WHAT TO WORK ON: Your task is to gather the lines below that hold the string "Encargo".

* START TASK INPUTS *

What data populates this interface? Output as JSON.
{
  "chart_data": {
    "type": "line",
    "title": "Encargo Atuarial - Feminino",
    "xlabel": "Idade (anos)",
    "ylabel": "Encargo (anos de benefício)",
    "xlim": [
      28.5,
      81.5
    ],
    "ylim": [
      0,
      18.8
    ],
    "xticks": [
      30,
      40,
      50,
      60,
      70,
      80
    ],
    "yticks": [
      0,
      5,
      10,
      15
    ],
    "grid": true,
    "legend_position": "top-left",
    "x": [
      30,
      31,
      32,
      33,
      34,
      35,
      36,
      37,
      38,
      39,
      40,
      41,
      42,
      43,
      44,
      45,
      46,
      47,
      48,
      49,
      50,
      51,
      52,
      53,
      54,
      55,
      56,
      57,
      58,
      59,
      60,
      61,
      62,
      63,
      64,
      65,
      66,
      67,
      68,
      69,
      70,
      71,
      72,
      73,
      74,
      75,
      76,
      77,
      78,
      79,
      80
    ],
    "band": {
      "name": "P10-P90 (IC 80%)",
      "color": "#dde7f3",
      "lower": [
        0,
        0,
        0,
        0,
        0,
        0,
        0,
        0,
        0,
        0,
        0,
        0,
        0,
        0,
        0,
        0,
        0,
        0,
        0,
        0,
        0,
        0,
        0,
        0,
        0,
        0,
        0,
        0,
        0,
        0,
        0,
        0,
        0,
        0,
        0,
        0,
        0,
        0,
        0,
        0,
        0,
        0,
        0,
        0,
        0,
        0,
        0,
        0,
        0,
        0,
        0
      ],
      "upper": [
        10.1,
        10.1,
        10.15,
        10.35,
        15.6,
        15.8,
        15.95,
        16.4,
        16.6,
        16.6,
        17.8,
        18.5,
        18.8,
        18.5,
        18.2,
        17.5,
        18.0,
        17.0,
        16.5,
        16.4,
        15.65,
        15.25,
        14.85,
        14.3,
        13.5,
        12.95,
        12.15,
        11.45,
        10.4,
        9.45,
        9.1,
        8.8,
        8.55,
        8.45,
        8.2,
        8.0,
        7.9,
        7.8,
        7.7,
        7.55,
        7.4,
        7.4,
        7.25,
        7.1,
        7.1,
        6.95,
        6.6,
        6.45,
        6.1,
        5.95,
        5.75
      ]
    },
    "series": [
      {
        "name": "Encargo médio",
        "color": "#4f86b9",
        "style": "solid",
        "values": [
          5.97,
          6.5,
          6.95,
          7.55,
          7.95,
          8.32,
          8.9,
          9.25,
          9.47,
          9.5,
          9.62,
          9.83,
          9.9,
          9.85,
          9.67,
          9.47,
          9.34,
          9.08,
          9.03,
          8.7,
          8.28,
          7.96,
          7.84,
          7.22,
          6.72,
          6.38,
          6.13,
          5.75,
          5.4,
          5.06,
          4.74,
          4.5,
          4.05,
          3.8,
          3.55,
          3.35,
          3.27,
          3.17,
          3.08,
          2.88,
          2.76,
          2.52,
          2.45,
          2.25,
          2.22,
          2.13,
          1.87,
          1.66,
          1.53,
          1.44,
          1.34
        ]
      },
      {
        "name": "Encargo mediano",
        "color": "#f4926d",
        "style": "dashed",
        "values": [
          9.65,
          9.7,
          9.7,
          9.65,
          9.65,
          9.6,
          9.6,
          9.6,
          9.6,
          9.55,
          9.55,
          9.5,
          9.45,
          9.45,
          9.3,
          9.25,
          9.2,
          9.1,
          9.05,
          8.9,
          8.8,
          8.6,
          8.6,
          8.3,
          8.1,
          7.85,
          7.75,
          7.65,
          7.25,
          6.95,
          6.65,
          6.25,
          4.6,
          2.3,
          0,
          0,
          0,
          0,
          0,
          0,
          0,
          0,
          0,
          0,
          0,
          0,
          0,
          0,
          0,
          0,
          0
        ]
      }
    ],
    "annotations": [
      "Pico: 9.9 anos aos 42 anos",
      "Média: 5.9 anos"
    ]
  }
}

* END TASK INPUTS *

PROBLEM SOLUTION:
    "title": "Encargo Atuarial - Feminino",
    "ylabel": "Encargo (anos de benefício)",
        "name": "Encargo médio",
        "name": "Encargo mediano",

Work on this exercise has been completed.